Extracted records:
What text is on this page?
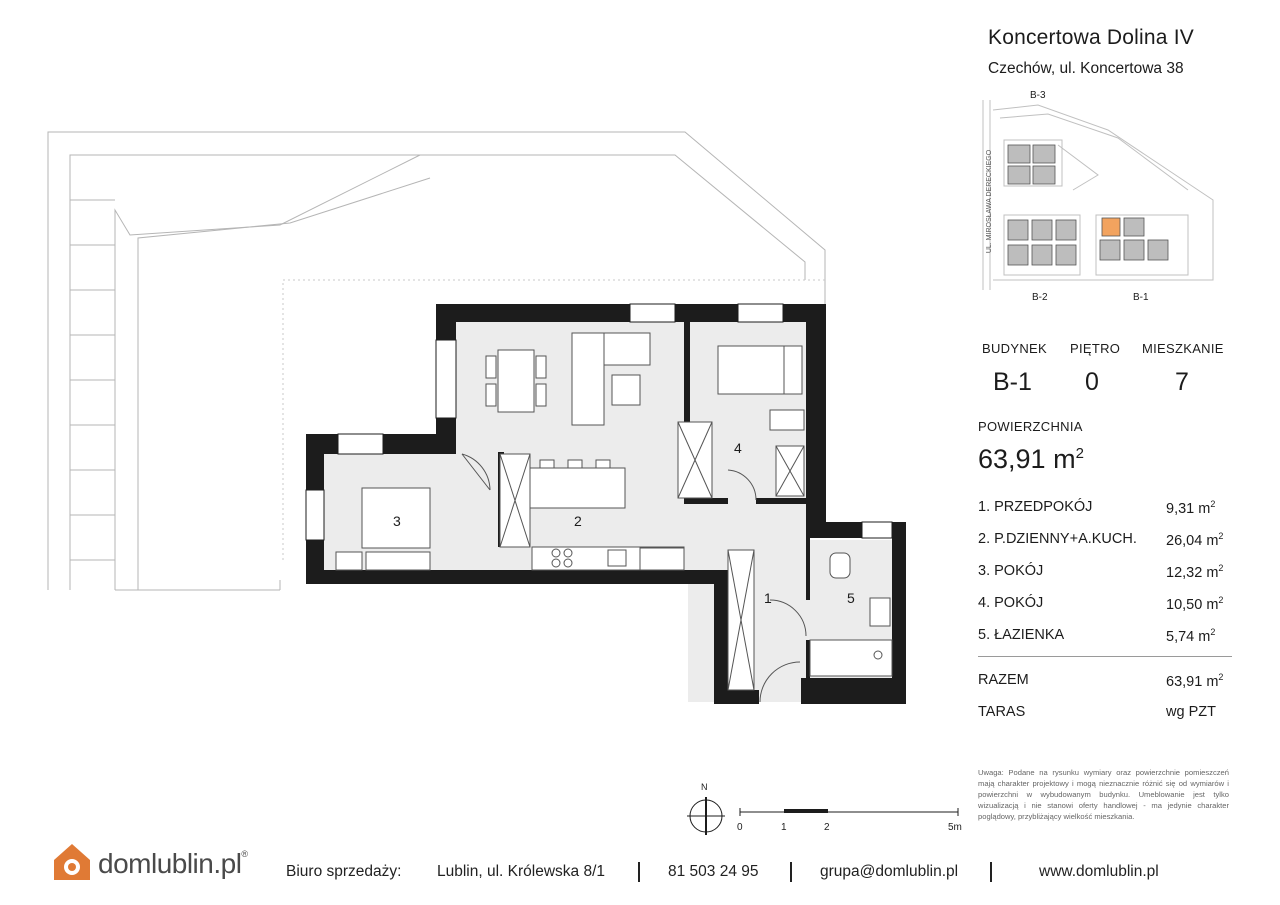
4
2
3
1	5
N
0	1	2	5m
Koncertowa Dolina IV
Czechów, ul. Koncertowa 38
B-3
B-2	B-1
UL. MIROSŁAWA DERECKIEGO
BUDYNEK PIĘTRO MIESZKANIE
B-1 0	7
POWIERZCHNIA
63,91 $m^2$
1. PRZEDPOKÓJ	9,31 $m^2$
2. P.DZIENNY+A.KUCH. 26,04 $m^2$
3. POKÓJ	12,32 $m^2$
4. POKÓJ	10,50 $m^2$
5. ŁAZIENKA	5,74 $m^2$
RAZEM	63,91 $m^2$
TARAS	wg PZT
Uwaga: Podane na rysunku wymiary oraz powierzchnie pomieszczeń mają charakter projektowy i mogą nieznacznie różnić się od wymiarów i powierzchni w wybudowanym budynku. Umeblowanie jest tylko wizualizacją i nie stanowi oferty handlowej - ma jedynie charakter poglądowy, przybliżający wielkość mieszkania.
domlublin.pl®
Biuro sprzedaży: Lublin, ul. Królewska 8/1	81 503 24 95	grupa@domlublin.pl	www.domlublin.pl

• [Description of the task] Give the data again exactly as written, with all pictures left out.

• [Correct output]
What text is on this page?
4
2
3
1	5
N
0	1	2	5m
Koncertowa Dolina IV
Czechów, ul. Koncertowa 38
B-3
B-2	B-1
UL. MIROSŁAWA DERECKIEGO
BUDYNEK PIĘTRO MIESZKANIE
B-1 0	7
POWIERZCHNIA
63,91 $m^2$
1. PRZEDPOKÓJ	9,31 $m^2$
2. P.DZIENNY+A.KUCH. 26,04 $m^2$
3. POKÓJ	12,32 $m^2$
4. POKÓJ	10,50 $m^2$
5. ŁAZIENKA	5,74 $m^2$
RAZEM	63,91 $m^2$
TARAS	wg PZT
Uwaga: Podane na rysunku wymiary oraz powierzchnie pomieszczeń mają charakter projektowy i mogą nieznacznie różnić się od wymiarów i powierzchni w wybudowanym budynku. Umeblowanie jest tylko wizualizacją i nie stanowi oferty handlowej - ma jedynie charakter poglądowy, przybliżający wielkość mieszkania.
domlublin.pl®
Biuro sprzedaży: Lublin, ul. Królewska 8/1	81 503 24 95	grupa@domlublin.pl	www.domlublin.pl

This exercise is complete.